* Task instructions
Your task is to transcribe the data in full.

* Input for this task
>> Start
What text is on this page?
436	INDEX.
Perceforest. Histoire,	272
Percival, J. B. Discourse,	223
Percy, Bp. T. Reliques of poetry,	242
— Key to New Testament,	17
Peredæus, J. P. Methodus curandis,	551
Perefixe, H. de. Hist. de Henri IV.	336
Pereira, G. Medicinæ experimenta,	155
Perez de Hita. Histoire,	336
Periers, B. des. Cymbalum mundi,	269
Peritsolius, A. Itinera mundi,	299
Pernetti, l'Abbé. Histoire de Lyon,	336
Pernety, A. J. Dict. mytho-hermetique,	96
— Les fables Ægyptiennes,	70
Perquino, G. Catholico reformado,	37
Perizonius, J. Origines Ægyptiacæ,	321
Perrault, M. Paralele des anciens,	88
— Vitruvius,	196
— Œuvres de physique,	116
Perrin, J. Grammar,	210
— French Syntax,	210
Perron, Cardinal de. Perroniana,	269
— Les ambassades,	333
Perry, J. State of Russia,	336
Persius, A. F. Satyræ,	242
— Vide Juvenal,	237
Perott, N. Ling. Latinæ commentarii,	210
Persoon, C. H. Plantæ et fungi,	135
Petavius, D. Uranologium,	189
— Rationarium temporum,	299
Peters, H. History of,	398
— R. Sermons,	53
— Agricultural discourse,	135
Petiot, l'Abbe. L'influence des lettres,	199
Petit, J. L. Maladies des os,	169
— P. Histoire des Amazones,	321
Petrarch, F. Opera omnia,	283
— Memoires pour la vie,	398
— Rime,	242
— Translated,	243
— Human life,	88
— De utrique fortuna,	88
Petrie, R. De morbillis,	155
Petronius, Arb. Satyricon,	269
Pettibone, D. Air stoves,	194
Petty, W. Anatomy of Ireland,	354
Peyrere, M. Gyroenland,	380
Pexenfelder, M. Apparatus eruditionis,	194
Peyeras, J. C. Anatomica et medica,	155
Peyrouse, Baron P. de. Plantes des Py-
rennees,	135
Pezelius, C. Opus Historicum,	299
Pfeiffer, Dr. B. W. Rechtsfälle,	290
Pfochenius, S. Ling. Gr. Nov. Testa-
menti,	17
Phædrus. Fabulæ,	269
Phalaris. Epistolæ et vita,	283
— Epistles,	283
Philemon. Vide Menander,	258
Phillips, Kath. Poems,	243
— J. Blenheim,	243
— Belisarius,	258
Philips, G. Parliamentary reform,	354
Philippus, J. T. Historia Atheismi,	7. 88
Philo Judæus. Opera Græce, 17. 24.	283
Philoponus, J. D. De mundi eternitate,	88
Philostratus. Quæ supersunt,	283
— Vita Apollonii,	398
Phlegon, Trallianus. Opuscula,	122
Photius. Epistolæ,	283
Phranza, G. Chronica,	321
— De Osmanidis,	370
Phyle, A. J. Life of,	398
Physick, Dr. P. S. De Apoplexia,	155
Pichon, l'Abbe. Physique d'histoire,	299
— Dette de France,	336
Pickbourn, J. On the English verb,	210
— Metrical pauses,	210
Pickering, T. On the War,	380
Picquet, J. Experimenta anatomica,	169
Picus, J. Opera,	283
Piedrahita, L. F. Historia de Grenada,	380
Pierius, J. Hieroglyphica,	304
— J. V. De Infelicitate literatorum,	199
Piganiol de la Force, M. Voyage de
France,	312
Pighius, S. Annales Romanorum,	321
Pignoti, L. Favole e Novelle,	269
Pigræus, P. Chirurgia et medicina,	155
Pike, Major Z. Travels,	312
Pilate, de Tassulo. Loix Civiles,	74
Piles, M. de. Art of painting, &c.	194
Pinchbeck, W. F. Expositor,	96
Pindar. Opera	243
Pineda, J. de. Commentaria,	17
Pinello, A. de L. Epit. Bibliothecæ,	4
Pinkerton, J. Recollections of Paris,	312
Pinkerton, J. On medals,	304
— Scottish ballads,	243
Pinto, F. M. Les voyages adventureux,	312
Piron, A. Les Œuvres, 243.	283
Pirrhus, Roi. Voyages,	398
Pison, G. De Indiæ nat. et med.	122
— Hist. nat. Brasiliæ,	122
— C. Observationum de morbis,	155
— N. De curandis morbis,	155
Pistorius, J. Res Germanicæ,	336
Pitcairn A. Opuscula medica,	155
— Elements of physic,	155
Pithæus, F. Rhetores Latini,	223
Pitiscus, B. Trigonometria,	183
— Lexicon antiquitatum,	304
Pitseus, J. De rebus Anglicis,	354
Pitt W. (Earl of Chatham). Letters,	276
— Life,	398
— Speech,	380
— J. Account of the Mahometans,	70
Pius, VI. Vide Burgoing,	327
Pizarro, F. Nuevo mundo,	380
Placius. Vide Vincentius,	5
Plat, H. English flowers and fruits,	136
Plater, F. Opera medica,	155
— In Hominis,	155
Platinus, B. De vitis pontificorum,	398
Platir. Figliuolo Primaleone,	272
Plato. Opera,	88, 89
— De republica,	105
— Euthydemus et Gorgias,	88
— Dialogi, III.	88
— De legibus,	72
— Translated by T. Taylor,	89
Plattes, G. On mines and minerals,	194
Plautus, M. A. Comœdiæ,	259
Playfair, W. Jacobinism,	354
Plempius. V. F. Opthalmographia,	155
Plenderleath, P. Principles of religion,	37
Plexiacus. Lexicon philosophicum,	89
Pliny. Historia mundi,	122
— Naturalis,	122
>> End
* Expected output
What text is on this page?
436	INDEX.
Perceforest. Histoire,	272
Percival, J. B. Discourse,	223
Percy, Bp. T. Reliques of poetry,	242
— Key to New Testament,	17
Peredæus, J. P. Methodus curandis,	551
Perefixe, H. de. Hist. de Henri IV.	336
Pereira, G. Medicinæ experimenta,	155
Perez de Hita. Histoire,	336
Periers, B. des. Cymbalum mundi,	269
Peritsolius, A. Itinera mundi,	299
Pernetti, l'Abbé. Histoire de Lyon,	336
Pernety, A. J. Dict. mytho-hermetique,	96
— Les fables Ægyptiennes,	70
Perquino, G. Catholico reformado,	37
Perizonius, J. Origines Ægyptiacæ,	321
Perrault, M. Paralele des anciens,	88
— Vitruvius,	196
— Œuvres de physique,	116
Perrin, J. Grammar,	210
— French Syntax,	210
Perron, Cardinal de. Perroniana,	269
— Les ambassades,	333
Perry, J. State of Russia,	336
Persius, A. F. Satyræ,	242
— Vide Juvenal,	237
Perott, N. Ling. Latinæ commentarii,	210
Persoon, C. H. Plantæ et fungi,	135
Petavius, D. Uranologium,	189
— Rationarium temporum,	299
Peters, H. History of,	398
— R. Sermons,	53
— Agricultural discourse,	135
Petiot, l'Abbe. L'influence des lettres,	199
Petit, J. L. Maladies des os,	169
— P. Histoire des Amazones,	321
Petrarch, F. Opera omnia,	283
— Memoires pour la vie,	398
— Rime,	242
— Translated,	243
— Human life,	88
— De utrique fortuna,	88
Petrie, R. De morbillis,	155
Petronius, Arb. Satyricon,	269
Pettibone, D. Air stoves,	194
Petty, W. Anatomy of Ireland,	354
Peyrere, M. Gyroenland,	380
Pexenfelder, M. Apparatus eruditionis,	194
Peyeras, J. C. Anatomica et medica,	155
Peyrouse, Baron P. de. Plantes des Py-
rennees,	135
Pezelius, C. Opus Historicum,	299
Pfeiffer, Dr. B. W. Rechtsfälle,	290
Pfochenius, S. Ling. Gr. Nov. Testa-
menti,	17
Phædrus. Fabulæ,	269
Phalaris. Epistolæ et vita,	283
— Epistles,	283
Philemon. Vide Menander,	258
Phillips, Kath. Poems,	243
— J. Blenheim,	243
— Belisarius,	258
Philips, G. Parliamentary reform,	354
Philippus, J. T. Historia Atheismi,	7. 88
Philo Judæus. Opera Græce, 17. 24.	283
Philoponus, J. D. De mundi eternitate,	88
Philostratus. Quæ supersunt,	283
— Vita Apollonii,	398
Phlegon, Trallianus. Opuscula,	122
Photius. Epistolæ,	283
Phranza, G. Chronica,	321
— De Osmanidis,	370
Phyle, A. J. Life of,	398
Physick, Dr. P. S. De Apoplexia,	155
Pichon, l'Abbe. Physique d'histoire,	299
— Dette de France,	336
Pickbourn, J. On the English verb,	210
— Metrical pauses,	210
Pickering, T. On the War,	380
Picquet, J. Experimenta anatomica,	169
Picus, J. Opera,	283
Piedrahita, L. F. Historia de Grenada,	380
Pierius, J. Hieroglyphica,	304
— J. V. De Infelicitate literatorum,	199
Piganiol de la Force, M. Voyage de
France,	312
Pighius, S. Annales Romanorum,	321
Pignoti, L. Favole e Novelle,	269
Pigræus, P. Chirurgia et medicina,	155
Pike, Major Z. Travels,	312
Pilate, de Tassulo. Loix Civiles,	74
Piles, M. de. Art of painting, &c.	194
Pinchbeck, W. F. Expositor,	96
Pindar. Opera	243
Pineda, J. de. Commentaria,	17
Pinello, A. de L. Epit. Bibliothecæ,	4
Pinkerton, J. Recollections of Paris,	312
Pinkerton, J. On medals,	304
— Scottish ballads,	243
Pinto, F. M. Les voyages adventureux,	312
Piron, A. Les Œuvres, 243.	283
Pirrhus, Roi. Voyages,	398
Pison, G. De Indiæ nat. et med.	122
— Hist. nat. Brasiliæ,	122
— C. Observationum de morbis,	155
— N. De curandis morbis,	155
Pistorius, J. Res Germanicæ,	336
Pitcairn A. Opuscula medica,	155
— Elements of physic,	155
Pithæus, F. Rhetores Latini,	223
Pitiscus, B. Trigonometria,	183
— Lexicon antiquitatum,	304
Pitseus, J. De rebus Anglicis,	354
Pitt W. (Earl of Chatham). Letters,	276
— Life,	398
— Speech,	380
— J. Account of the Mahometans,	70
Pius, VI. Vide Burgoing,	327
Pizarro, F. Nuevo mundo,	380
Placius. Vide Vincentius,	5
Plat, H. English flowers and fruits,	136
Plater, F. Opera medica,	155
— In Hominis,	155
Platinus, B. De vitis pontificorum,	398
Platir. Figliuolo Primaleone,	272
Plato. Opera,	88, 89
— De republica,	105
— Euthydemus et Gorgias,	88
— Dialogi, III.	88
— De legibus,	72
— Translated by T. Taylor,	89
Plattes, G. On mines and minerals,	194
Plautus, M. A. Comœdiæ,	259
Playfair, W. Jacobinism,	354
Plempius. V. F. Opthalmographia,	155
Plenderleath, P. Principles of religion,	37
Plexiacus. Lexicon philosophicum,	89
Pliny. Historia mundi,	122
— Naturalis,	122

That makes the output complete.